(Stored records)

== == ==

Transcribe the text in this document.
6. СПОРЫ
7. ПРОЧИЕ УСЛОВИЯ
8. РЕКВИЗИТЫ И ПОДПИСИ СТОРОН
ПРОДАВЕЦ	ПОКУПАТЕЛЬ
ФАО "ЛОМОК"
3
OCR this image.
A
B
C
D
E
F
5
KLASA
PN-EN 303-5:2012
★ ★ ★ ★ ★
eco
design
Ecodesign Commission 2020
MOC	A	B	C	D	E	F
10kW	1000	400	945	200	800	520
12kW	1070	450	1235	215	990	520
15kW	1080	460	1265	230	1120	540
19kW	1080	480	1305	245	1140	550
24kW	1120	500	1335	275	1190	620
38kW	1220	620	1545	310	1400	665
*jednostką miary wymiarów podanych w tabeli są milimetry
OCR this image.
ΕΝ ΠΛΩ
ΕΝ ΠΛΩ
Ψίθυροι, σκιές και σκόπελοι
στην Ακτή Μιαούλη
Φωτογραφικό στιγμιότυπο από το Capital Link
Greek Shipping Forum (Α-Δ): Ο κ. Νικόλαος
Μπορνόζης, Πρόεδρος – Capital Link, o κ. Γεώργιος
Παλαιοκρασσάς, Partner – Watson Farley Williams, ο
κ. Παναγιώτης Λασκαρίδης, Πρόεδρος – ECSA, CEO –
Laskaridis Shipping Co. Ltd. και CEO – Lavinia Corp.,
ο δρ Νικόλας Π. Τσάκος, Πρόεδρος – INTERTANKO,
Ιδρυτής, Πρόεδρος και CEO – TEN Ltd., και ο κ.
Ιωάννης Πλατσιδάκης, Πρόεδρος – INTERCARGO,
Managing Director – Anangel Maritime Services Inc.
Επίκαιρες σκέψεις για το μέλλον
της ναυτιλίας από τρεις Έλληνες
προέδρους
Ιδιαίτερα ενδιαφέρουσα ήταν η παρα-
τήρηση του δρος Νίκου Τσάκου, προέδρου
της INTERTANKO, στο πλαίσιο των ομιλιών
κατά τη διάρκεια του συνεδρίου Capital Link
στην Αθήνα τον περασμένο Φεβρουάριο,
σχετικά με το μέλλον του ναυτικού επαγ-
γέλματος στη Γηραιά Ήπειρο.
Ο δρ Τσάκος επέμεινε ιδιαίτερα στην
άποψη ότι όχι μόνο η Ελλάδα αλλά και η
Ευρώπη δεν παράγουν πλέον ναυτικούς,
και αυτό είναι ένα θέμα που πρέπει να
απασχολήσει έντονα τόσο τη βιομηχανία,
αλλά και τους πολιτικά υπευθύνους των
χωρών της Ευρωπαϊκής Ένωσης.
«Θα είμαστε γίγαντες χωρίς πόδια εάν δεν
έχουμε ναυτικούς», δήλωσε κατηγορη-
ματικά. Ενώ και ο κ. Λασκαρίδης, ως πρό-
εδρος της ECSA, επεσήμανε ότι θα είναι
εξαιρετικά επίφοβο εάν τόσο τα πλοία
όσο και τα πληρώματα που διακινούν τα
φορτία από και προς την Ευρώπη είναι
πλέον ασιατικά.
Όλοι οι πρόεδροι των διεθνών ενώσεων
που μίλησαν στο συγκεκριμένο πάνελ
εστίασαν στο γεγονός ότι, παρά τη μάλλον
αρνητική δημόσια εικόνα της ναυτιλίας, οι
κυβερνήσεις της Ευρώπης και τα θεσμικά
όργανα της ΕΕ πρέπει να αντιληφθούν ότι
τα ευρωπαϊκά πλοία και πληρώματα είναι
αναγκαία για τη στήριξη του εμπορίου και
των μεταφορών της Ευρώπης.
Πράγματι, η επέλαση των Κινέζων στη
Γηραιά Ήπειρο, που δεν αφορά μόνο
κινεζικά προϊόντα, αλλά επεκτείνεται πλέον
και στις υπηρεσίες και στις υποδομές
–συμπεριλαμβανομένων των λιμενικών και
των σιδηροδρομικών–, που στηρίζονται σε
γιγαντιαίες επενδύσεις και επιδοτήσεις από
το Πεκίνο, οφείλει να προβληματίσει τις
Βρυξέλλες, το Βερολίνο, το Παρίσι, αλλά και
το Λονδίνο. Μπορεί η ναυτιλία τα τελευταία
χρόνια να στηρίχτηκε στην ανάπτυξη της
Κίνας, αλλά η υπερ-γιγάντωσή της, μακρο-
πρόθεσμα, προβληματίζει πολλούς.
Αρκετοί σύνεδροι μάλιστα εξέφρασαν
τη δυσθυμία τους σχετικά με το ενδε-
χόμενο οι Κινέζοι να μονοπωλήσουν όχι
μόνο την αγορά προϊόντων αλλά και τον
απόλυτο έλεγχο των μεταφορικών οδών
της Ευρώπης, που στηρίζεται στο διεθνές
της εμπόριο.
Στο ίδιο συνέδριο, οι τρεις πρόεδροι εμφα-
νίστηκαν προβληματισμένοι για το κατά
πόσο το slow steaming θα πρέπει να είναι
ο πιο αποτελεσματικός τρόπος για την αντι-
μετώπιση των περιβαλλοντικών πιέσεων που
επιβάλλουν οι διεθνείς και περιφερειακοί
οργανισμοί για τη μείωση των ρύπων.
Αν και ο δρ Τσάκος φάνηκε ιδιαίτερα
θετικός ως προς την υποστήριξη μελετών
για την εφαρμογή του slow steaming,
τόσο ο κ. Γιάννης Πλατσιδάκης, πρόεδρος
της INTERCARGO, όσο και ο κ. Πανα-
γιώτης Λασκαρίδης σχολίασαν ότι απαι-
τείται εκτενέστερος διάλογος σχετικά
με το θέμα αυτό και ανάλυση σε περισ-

== == ==

■ Task goal: List all lines in the material containing the string "Λασκαρίδης".

■ Complete output:
κ. Παναγιώτης Λασκαρίδης, Πρόεδρος – ECSA, CEO –
ματικά. Ενώ και ο κ. Λασκαρίδης, ως πρό-
γιώτης Λασκαρίδης σχολίασαν ότι απαι-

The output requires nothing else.